▶ _REQUIRED WORK_
Indicate only the number of lines in the listing below in which the word "xiazai" appears.

▶ _STORED DATA_
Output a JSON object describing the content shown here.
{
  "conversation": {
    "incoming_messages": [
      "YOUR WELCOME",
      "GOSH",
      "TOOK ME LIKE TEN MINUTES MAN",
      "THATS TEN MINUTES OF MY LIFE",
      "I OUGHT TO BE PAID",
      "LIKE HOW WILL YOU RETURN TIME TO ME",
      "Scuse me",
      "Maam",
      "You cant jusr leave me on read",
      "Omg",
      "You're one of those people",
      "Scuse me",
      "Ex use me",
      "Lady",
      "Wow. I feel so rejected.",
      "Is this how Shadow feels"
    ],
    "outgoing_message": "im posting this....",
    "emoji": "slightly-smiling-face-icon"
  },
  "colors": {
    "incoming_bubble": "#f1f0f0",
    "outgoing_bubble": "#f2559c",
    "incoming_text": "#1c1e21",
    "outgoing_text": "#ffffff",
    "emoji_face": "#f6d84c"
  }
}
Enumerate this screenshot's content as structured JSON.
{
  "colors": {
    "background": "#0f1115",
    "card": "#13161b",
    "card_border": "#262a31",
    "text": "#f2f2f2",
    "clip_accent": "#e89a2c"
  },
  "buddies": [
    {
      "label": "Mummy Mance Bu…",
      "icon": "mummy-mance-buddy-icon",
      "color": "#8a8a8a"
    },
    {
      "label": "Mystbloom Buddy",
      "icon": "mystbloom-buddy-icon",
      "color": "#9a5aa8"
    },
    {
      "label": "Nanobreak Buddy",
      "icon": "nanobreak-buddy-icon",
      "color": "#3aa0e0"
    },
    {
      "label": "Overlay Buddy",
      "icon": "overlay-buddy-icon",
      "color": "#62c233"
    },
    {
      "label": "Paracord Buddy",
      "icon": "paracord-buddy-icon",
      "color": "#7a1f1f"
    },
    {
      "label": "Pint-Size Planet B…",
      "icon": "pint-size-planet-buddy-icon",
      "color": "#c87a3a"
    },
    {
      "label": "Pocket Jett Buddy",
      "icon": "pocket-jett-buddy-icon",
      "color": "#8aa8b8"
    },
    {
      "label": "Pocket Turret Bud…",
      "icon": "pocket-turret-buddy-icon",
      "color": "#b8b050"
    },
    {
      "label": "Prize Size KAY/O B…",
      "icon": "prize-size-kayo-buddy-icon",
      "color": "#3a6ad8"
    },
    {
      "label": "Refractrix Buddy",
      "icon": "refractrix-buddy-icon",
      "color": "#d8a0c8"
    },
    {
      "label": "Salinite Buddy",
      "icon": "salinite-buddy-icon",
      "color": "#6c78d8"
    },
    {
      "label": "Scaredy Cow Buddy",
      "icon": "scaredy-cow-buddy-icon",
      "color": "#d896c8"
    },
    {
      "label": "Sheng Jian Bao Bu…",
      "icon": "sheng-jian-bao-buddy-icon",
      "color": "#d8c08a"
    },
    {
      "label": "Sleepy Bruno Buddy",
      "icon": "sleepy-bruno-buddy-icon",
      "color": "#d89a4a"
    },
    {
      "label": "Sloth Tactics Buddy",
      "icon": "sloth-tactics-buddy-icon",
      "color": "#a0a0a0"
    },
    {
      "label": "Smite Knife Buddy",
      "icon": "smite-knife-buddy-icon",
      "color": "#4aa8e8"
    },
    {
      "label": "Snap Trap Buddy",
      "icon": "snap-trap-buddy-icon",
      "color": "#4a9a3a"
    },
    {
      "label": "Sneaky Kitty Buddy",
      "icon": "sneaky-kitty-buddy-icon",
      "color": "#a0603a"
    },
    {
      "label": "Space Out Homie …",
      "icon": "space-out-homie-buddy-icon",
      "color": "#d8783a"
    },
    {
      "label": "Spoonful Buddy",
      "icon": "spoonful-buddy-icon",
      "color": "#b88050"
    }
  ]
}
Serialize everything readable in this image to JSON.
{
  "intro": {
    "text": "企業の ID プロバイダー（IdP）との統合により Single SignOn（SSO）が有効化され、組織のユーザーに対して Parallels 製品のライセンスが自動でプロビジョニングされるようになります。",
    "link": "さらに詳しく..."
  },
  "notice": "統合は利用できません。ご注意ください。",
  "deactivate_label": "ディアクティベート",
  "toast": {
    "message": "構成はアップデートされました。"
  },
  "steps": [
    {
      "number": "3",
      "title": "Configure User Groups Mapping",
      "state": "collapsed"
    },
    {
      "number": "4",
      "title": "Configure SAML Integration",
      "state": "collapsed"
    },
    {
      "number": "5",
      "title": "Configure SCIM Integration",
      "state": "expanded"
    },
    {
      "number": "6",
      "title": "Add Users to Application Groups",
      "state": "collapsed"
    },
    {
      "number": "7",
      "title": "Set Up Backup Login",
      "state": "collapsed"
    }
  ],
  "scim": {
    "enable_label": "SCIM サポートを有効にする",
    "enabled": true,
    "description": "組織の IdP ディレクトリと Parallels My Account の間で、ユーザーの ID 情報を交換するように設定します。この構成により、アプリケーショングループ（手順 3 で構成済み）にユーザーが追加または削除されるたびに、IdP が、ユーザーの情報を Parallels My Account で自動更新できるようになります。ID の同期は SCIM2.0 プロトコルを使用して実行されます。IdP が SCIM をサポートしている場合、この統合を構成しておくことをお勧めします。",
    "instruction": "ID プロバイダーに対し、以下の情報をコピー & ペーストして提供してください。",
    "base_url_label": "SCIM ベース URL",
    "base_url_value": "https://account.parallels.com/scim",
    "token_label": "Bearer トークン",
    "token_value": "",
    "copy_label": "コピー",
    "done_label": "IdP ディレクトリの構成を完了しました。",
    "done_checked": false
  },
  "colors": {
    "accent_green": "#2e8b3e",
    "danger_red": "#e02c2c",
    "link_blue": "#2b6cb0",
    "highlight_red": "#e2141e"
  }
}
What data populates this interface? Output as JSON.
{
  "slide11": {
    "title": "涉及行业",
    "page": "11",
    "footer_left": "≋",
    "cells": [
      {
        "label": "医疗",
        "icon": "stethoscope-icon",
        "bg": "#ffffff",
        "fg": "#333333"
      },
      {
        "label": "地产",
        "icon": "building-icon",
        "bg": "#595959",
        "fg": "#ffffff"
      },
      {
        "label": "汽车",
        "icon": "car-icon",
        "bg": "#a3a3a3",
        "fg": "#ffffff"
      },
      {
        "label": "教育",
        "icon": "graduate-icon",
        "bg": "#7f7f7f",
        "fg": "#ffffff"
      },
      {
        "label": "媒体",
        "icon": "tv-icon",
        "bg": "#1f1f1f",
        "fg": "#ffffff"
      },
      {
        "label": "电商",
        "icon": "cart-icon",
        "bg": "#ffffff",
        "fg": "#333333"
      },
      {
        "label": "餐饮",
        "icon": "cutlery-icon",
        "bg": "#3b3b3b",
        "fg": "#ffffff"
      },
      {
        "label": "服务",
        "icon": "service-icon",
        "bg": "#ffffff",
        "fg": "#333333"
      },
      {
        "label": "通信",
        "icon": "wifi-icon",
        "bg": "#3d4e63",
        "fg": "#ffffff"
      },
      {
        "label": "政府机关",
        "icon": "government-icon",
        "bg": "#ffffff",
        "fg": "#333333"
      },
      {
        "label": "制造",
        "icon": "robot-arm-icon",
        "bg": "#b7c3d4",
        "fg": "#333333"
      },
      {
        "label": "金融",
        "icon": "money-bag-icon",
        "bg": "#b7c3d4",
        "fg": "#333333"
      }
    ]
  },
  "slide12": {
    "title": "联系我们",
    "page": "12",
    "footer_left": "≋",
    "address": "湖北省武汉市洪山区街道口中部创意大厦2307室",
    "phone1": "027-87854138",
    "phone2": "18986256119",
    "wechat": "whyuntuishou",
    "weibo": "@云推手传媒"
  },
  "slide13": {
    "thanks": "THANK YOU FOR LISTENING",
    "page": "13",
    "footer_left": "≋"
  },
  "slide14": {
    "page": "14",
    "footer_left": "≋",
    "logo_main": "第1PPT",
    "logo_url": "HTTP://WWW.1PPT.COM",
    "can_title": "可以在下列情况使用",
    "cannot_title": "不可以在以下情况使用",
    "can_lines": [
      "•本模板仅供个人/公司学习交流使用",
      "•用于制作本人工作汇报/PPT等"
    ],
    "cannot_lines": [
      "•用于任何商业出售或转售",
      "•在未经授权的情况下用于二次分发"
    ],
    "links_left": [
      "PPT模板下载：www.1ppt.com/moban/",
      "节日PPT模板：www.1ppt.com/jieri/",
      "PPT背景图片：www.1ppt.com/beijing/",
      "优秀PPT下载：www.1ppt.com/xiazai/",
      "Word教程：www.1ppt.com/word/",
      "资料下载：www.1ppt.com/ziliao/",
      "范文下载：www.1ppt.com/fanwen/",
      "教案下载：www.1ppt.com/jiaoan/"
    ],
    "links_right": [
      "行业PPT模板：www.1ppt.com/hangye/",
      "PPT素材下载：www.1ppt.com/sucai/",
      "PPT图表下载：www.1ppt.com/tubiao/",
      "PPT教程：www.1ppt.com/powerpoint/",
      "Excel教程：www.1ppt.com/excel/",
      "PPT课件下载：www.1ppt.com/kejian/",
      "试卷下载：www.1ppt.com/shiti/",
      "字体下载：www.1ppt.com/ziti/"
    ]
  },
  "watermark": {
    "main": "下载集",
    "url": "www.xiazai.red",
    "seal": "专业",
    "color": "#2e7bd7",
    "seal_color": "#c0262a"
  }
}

▶ _COMPLETE ANSWER_
2